Pictures do not belong in your copy. Repeat all the other data exactly.

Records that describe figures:
******************************

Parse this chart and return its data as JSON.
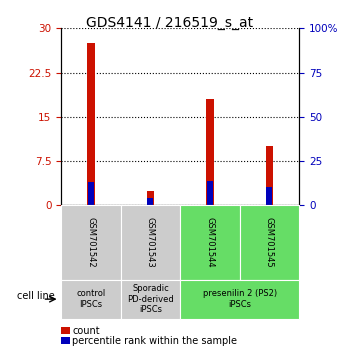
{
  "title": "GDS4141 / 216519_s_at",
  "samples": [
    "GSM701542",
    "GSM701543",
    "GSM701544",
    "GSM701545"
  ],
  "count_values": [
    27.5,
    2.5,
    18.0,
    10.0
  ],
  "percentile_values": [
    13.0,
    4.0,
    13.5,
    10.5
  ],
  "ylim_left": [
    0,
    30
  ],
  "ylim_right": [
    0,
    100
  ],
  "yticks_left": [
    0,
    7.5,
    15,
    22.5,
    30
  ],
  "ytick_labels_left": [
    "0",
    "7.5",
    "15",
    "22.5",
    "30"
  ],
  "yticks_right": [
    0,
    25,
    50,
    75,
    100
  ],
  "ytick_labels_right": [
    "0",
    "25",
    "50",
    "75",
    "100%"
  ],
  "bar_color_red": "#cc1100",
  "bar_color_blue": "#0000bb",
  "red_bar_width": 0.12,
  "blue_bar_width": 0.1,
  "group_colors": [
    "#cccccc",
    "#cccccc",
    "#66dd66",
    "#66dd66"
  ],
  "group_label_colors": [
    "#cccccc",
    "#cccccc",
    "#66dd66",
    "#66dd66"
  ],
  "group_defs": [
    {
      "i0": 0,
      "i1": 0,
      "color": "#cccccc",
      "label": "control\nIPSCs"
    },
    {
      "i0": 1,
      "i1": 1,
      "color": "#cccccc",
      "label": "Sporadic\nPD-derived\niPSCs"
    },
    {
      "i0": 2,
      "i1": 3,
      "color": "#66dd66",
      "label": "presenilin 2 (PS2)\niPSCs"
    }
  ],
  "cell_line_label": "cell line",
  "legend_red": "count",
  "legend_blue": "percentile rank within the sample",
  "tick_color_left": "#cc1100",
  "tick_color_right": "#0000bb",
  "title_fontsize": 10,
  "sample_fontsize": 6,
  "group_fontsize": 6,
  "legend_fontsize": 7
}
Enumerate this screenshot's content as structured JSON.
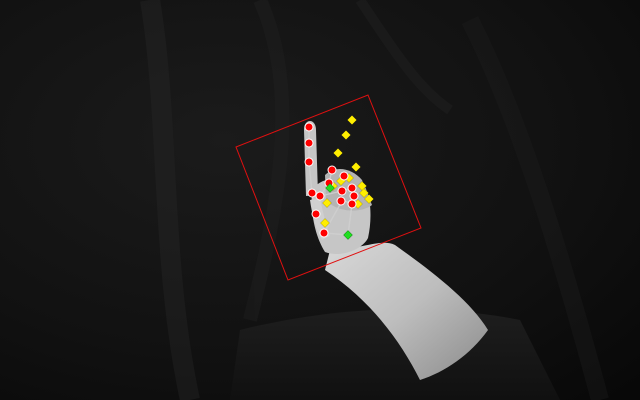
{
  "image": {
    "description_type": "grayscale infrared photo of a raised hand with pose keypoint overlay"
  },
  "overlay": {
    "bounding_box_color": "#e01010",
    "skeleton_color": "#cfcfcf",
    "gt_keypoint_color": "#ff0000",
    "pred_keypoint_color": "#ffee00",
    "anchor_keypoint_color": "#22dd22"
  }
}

******************************

:: Response to this exercise ::
Parse this chart and return its data as JSON.
{
  "title": "GDS4141 / 216519_s_at",
  "samples": [
    "GSM701542",
    "GSM701543",
    "GSM701544",
    "GSM701545"
  ],
  "count_values": [
    27.5,
    2.5,
    18.0,
    10.0
  ],
  "percentile_values": [
    13.0,
    4.0,
    13.5,
    10.5
  ],
  "ylim_left": [
    0,
    30
  ],
  "ylim_right": [
    0,
    100
  ],
  "yticks_left": [
    0,
    7.5,
    15,
    22.5,
    30
  ],
  "ytick_labels_left": [
    "0",
    "7.5",
    "15",
    "22.5",
    "30"
  ],
  "yticks_right": [
    0,
    25,
    50,
    75,
    100
  ],
  "ytick_labels_right": [
    "0",
    "25",
    "50",
    "75",
    "100%"
  ],
  "bar_color_red": "#cc1100",
  "bar_color_blue": "#0000bb",
  "red_bar_width": 0.12,
  "blue_bar_width": 0.1,
  "group_colors": [
    "#cccccc",
    "#cccccc",
    "#66dd66",
    "#66dd66"
  ],
  "group_label_colors": [
    "#cccccc",
    "#cccccc",
    "#66dd66",
    "#66dd66"
  ],
  "group_defs": [
    {
      "i0": 0,
      "i1": 0,
      "color": "#cccccc",
      "label": "control\nIPSCs"
    },
    {
      "i0": 1,
      "i1": 1,
      "color": "#cccccc",
      "label": "Sporadic\nPD-derived\niPSCs"
    },
    {
      "i0": 2,
      "i1": 3,
      "color": "#66dd66",
      "label": "presenilin 2 (PS2)\niPSCs"
    }
  ],
  "cell_line_label": "cell line",
  "legend_red": "count",
  "legend_blue": "percentile rank within the sample",
  "tick_color_left": "#cc1100",
  "tick_color_right": "#0000bb",
  "title_fontsize": 10,
  "sample_fontsize": 6,
  "group_fontsize": 6,
  "legend_fontsize": 7
}
Enumerate this screenshot's content as structured JSON.
{
  "image": {
    "description_type": "grayscale infrared photo of a raised hand with pose keypoint overlay"
  },
  "overlay": {
    "bounding_box_color": "#e01010",
    "skeleton_color": "#cfcfcf",
    "gt_keypoint_color": "#ff0000",
    "pred_keypoint_color": "#ffee00",
    "anchor_keypoint_color": "#22dd22"
  }
}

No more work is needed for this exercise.